--- BEGIN DATASET ENTRIES ---

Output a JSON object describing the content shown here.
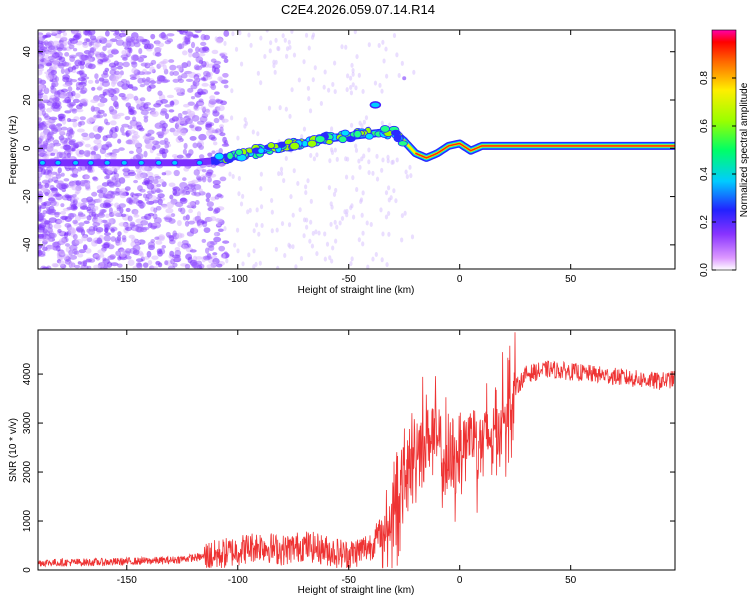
{
  "title": "C2E4.2026.059.07.14.R14",
  "colors": {
    "snr_line": "#ee3333",
    "axis": "#000000"
  },
  "chart_data": [
    {
      "type": "heatmap",
      "xlabel": "Height of straight line (km)",
      "ylabel": "Frequency (Hz)",
      "xlim": [
        -190,
        97
      ],
      "ylim": [
        -50,
        49
      ],
      "xticks": [
        -150,
        -100,
        -50,
        0,
        50
      ],
      "yticks": [
        -40,
        -20,
        0,
        20,
        40
      ],
      "colorbar": {
        "label": "Normalized spectral amplitude",
        "range": [
          0,
          1
        ],
        "ticks": [
          "0.0",
          "0.2",
          "0.4",
          "0.6",
          "0.8"
        ],
        "tick_values": [
          0,
          0.2,
          0.4,
          0.6,
          0.8
        ]
      },
      "ridge_points": [
        {
          "x": -190,
          "y": -6
        },
        {
          "x": -150,
          "y": -6
        },
        {
          "x": -120,
          "y": -6
        },
        {
          "x": -110,
          "y": -5
        },
        {
          "x": -100,
          "y": -3
        },
        {
          "x": -90,
          "y": -1
        },
        {
          "x": -80,
          "y": 1
        },
        {
          "x": -70,
          "y": 2
        },
        {
          "x": -60,
          "y": 4
        },
        {
          "x": -50,
          "y": 5
        },
        {
          "x": -40,
          "y": 6
        },
        {
          "x": -30,
          "y": 7
        },
        {
          "x": -25,
          "y": 3
        },
        {
          "x": -20,
          "y": -2
        },
        {
          "x": -15,
          "y": -4
        },
        {
          "x": -10,
          "y": -2
        },
        {
          "x": -5,
          "y": 1
        },
        {
          "x": 0,
          "y": 2
        },
        {
          "x": 5,
          "y": -1
        },
        {
          "x": 10,
          "y": 1
        },
        {
          "x": 97,
          "y": 1
        }
      ]
    },
    {
      "type": "line",
      "xlabel": "Height of straight line (km)",
      "ylabel": "SNR (10 * v/v)",
      "xlim": [
        -190,
        97
      ],
      "ylim": [
        0,
        4900
      ],
      "xticks": [
        -150,
        -100,
        -50,
        0,
        50
      ],
      "yticks": [
        0,
        1000,
        2000,
        3000,
        4000
      ],
      "envelope": [
        {
          "x": -190,
          "y": 150
        },
        {
          "x": -160,
          "y": 160
        },
        {
          "x": -130,
          "y": 200
        },
        {
          "x": -110,
          "y": 300
        },
        {
          "x": -100,
          "y": 400
        },
        {
          "x": -90,
          "y": 500
        },
        {
          "x": -80,
          "y": 400
        },
        {
          "x": -70,
          "y": 500
        },
        {
          "x": -60,
          "y": 400
        },
        {
          "x": -50,
          "y": 300
        },
        {
          "x": -40,
          "y": 500
        },
        {
          "x": -35,
          "y": 800
        },
        {
          "x": -30,
          "y": 1200
        },
        {
          "x": -25,
          "y": 1800
        },
        {
          "x": -20,
          "y": 2400
        },
        {
          "x": -15,
          "y": 2800
        },
        {
          "x": -10,
          "y": 2600
        },
        {
          "x": -5,
          "y": 2000
        },
        {
          "x": 0,
          "y": 2500
        },
        {
          "x": 5,
          "y": 2800
        },
        {
          "x": 10,
          "y": 2600
        },
        {
          "x": 15,
          "y": 2800
        },
        {
          "x": 20,
          "y": 3200
        },
        {
          "x": 25,
          "y": 3700
        },
        {
          "x": 30,
          "y": 4000
        },
        {
          "x": 40,
          "y": 4100
        },
        {
          "x": 50,
          "y": 4050
        },
        {
          "x": 60,
          "y": 4000
        },
        {
          "x": 70,
          "y": 3950
        },
        {
          "x": 80,
          "y": 3900
        },
        {
          "x": 90,
          "y": 3850
        },
        {
          "x": 97,
          "y": 3900
        }
      ]
    }
  ]
}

--- END DATASET ENTRIES ---

STATED EXERCISE>
Every line above should be repeated exactly; pictures stay out of the copy.

SOLUTION FOR THIS TASK>
Output a JSON object describing the content shown here.
{
  "title": "C2E4.2026.059.07.14.R14",
  "colors": {
    "snr_line": "#ee3333",
    "axis": "#000000"
  },
  "chart_data": [
    {
      "type": "heatmap",
      "xlabel": "Height of straight line (km)",
      "ylabel": "Frequency (Hz)",
      "xlim": [
        -190,
        97
      ],
      "ylim": [
        -50,
        49
      ],
      "xticks": [
        -150,
        -100,
        -50,
        0,
        50
      ],
      "yticks": [
        -40,
        -20,
        0,
        20,
        40
      ],
      "colorbar": {
        "label": "Normalized spectral amplitude",
        "range": [
          0,
          1
        ],
        "ticks": [
          "0.0",
          "0.2",
          "0.4",
          "0.6",
          "0.8"
        ],
        "tick_values": [
          0,
          0.2,
          0.4,
          0.6,
          0.8
        ]
      },
      "ridge_points": [
        {
          "x": -190,
          "y": -6
        },
        {
          "x": -150,
          "y": -6
        },
        {
          "x": -120,
          "y": -6
        },
        {
          "x": -110,
          "y": -5
        },
        {
          "x": -100,
          "y": -3
        },
        {
          "x": -90,
          "y": -1
        },
        {
          "x": -80,
          "y": 1
        },
        {
          "x": -70,
          "y": 2
        },
        {
          "x": -60,
          "y": 4
        },
        {
          "x": -50,
          "y": 5
        },
        {
          "x": -40,
          "y": 6
        },
        {
          "x": -30,
          "y": 7
        },
        {
          "x": -25,
          "y": 3
        },
        {
          "x": -20,
          "y": -2
        },
        {
          "x": -15,
          "y": -4
        },
        {
          "x": -10,
          "y": -2
        },
        {
          "x": -5,
          "y": 1
        },
        {
          "x": 0,
          "y": 2
        },
        {
          "x": 5,
          "y": -1
        },
        {
          "x": 10,
          "y": 1
        },
        {
          "x": 97,
          "y": 1
        }
      ]
    },
    {
      "type": "line",
      "xlabel": "Height of straight line (km)",
      "ylabel": "SNR (10 * v/v)",
      "xlim": [
        -190,
        97
      ],
      "ylim": [
        0,
        4900
      ],
      "xticks": [
        -150,
        -100,
        -50,
        0,
        50
      ],
      "yticks": [
        0,
        1000,
        2000,
        3000,
        4000
      ],
      "envelope": [
        {
          "x": -190,
          "y": 150
        },
        {
          "x": -160,
          "y": 160
        },
        {
          "x": -130,
          "y": 200
        },
        {
          "x": -110,
          "y": 300
        },
        {
          "x": -100,
          "y": 400
        },
        {
          "x": -90,
          "y": 500
        },
        {
          "x": -80,
          "y": 400
        },
        {
          "x": -70,
          "y": 500
        },
        {
          "x": -60,
          "y": 400
        },
        {
          "x": -50,
          "y": 300
        },
        {
          "x": -40,
          "y": 500
        },
        {
          "x": -35,
          "y": 800
        },
        {
          "x": -30,
          "y": 1200
        },
        {
          "x": -25,
          "y": 1800
        },
        {
          "x": -20,
          "y": 2400
        },
        {
          "x": -15,
          "y": 2800
        },
        {
          "x": -10,
          "y": 2600
        },
        {
          "x": -5,
          "y": 2000
        },
        {
          "x": 0,
          "y": 2500
        },
        {
          "x": 5,
          "y": 2800
        },
        {
          "x": 10,
          "y": 2600
        },
        {
          "x": 15,
          "y": 2800
        },
        {
          "x": 20,
          "y": 3200
        },
        {
          "x": 25,
          "y": 3700
        },
        {
          "x": 30,
          "y": 4000
        },
        {
          "x": 40,
          "y": 4100
        },
        {
          "x": 50,
          "y": 4050
        },
        {
          "x": 60,
          "y": 4000
        },
        {
          "x": 70,
          "y": 3950
        },
        {
          "x": 80,
          "y": 3900
        },
        {
          "x": 90,
          "y": 3850
        },
        {
          "x": 97,
          "y": 3900
        }
      ]
    }
  ]
}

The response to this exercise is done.